# THE RECORDS

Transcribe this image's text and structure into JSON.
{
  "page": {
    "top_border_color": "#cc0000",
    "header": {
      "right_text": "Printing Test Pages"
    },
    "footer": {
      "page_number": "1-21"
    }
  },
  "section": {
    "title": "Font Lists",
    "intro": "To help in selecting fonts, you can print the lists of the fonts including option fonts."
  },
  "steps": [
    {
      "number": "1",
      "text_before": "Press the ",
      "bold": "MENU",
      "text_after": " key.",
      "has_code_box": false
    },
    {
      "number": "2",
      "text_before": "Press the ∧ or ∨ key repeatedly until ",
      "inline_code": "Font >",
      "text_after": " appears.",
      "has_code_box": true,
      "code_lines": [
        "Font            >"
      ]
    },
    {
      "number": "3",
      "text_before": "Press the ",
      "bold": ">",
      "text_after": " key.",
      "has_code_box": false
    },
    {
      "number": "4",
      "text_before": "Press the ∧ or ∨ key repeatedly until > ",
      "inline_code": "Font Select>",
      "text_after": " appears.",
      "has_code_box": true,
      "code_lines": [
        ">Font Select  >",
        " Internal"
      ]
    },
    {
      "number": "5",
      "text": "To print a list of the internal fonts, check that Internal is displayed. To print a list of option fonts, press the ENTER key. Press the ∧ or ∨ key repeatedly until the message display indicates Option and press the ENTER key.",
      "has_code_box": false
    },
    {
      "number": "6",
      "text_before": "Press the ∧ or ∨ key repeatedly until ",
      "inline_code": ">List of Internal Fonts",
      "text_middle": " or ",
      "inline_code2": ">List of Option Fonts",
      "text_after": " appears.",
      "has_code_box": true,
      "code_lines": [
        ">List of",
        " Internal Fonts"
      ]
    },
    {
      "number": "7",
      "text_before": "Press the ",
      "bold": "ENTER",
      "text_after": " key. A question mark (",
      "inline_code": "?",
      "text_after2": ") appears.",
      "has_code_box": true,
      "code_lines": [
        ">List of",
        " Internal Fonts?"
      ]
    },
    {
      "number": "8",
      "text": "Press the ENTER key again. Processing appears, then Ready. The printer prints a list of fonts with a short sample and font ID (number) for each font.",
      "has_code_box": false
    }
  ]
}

# STATED GOAL
Give the number of lines in the material above that have the word "Internal" in them, and nothing more.

# OUTPUT OF THE EXERCISE
5